Written task:
Copy out each line of the data that holds the word "iron".

::: Records provided :::

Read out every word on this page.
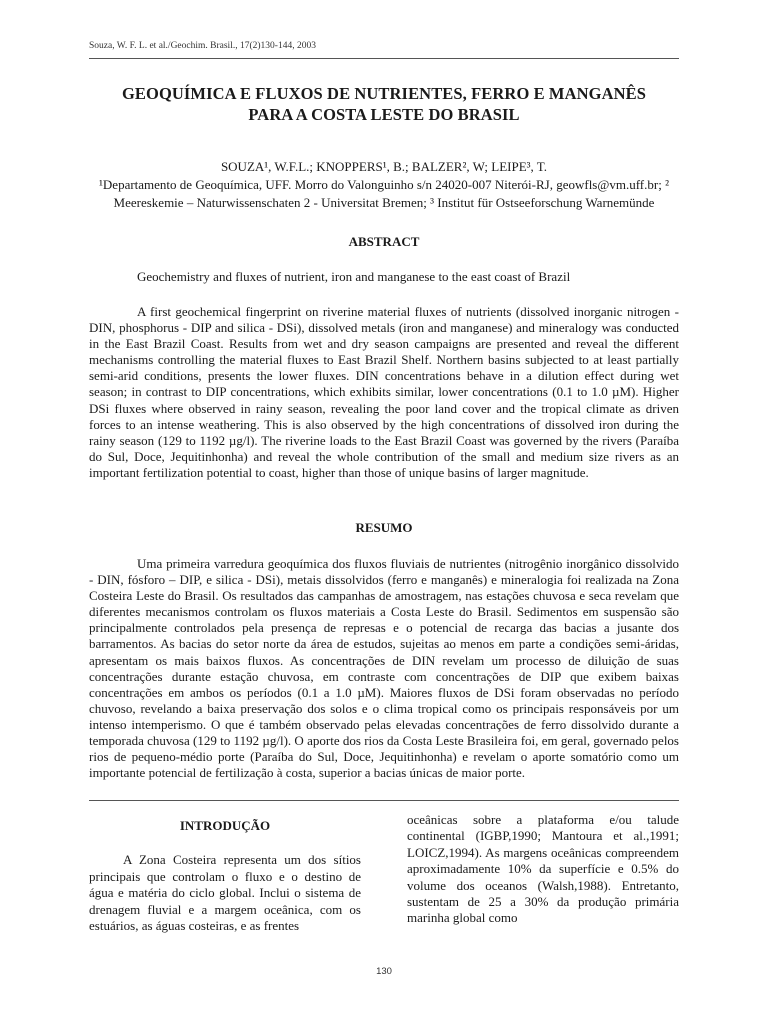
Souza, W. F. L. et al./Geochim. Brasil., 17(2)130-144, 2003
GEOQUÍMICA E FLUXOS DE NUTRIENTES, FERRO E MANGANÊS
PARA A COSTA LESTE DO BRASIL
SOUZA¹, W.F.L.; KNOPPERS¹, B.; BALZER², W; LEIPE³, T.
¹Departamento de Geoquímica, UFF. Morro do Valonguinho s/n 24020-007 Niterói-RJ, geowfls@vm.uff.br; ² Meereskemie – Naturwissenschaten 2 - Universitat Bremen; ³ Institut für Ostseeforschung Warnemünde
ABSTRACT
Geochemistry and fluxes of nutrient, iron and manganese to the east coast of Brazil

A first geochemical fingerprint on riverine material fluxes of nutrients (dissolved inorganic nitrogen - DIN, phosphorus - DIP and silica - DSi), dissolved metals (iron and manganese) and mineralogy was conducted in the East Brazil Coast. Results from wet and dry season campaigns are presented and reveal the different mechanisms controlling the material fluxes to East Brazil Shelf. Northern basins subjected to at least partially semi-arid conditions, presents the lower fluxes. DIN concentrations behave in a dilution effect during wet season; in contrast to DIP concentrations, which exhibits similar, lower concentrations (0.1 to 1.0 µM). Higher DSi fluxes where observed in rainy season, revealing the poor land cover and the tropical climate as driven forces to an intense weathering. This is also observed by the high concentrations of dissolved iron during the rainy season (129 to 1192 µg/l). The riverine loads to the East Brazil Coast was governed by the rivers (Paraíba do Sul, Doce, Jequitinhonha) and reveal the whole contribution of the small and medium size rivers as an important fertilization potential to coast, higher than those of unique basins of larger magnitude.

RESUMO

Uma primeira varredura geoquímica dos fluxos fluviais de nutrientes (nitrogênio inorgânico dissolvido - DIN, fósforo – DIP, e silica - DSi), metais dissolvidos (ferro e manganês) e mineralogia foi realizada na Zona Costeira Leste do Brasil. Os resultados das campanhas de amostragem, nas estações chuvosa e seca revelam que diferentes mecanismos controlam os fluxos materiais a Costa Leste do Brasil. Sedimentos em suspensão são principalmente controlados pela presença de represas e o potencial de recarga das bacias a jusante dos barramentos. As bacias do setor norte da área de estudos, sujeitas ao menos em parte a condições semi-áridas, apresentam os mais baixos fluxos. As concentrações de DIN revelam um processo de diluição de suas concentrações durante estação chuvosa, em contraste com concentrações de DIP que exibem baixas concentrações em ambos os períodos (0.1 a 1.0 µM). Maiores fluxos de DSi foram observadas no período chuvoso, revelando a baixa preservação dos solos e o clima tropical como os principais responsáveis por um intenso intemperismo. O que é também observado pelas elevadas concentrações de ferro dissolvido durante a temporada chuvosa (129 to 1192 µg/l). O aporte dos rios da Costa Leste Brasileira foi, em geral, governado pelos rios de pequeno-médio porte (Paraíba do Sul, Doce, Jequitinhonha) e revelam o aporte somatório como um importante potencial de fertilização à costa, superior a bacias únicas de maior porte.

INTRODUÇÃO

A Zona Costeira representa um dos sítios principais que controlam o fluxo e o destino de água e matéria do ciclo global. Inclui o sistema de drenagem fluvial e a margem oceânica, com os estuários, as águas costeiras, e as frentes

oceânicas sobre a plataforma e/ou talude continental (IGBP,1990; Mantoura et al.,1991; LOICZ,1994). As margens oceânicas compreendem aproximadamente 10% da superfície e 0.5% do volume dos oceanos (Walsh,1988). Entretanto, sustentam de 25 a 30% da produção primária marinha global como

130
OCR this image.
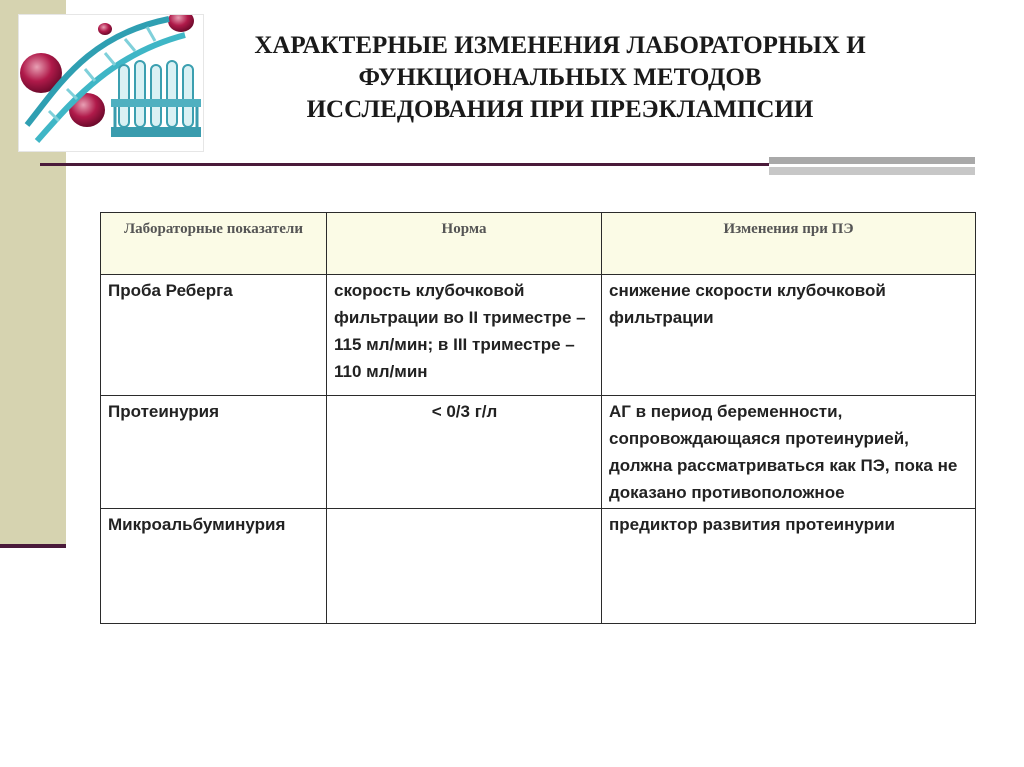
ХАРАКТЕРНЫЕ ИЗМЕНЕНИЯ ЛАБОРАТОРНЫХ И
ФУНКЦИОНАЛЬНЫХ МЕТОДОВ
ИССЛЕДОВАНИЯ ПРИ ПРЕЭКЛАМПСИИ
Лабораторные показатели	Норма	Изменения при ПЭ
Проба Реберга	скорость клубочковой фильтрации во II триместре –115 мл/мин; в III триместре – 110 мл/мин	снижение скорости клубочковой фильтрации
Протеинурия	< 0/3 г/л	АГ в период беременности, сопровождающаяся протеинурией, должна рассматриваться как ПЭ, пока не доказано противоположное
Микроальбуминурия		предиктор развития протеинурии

:::

Response to the exercise:
Geochemistry and fluxes of nutrient, iron and manganese to the east coast of Brazil
A first geochemical fingerprint on riverine material fluxes of nutrients (dissolved inorganic nitrogen - DIN, phosphorus - DIP and silica - DSi), dissolved metals (iron and manganese) and mineralogy was conducted in the East Brazil Coast. Results from wet and dry season campaigns are presented and reveal the different mechanisms controlling the material fluxes to East Brazil Shelf. Northern basins subjected to at least partially semi-arid conditions, presents the lower fluxes. DIN concentrations behave in a dilution effect during wet season; in contrast to DIP concentrations, which exhibits similar, lower concentrations (0.1 to 1.0 µM). Higher DSi fluxes where observed in rainy season, revealing the poor land cover and the tropical climate as driven forces to an intense weathering. This is also observed by the high concentrations of dissolved iron during the rainy season (129 to 1192 µg/l). The riverine loads to the East Brazil Coast was governed by the rivers (Paraíba do Sul, Doce, Jequitinhonha) and reveal the whole contribution of the small and medium size rivers as an important fertilization potential to coast, higher than those of unique basins of larger magnitude.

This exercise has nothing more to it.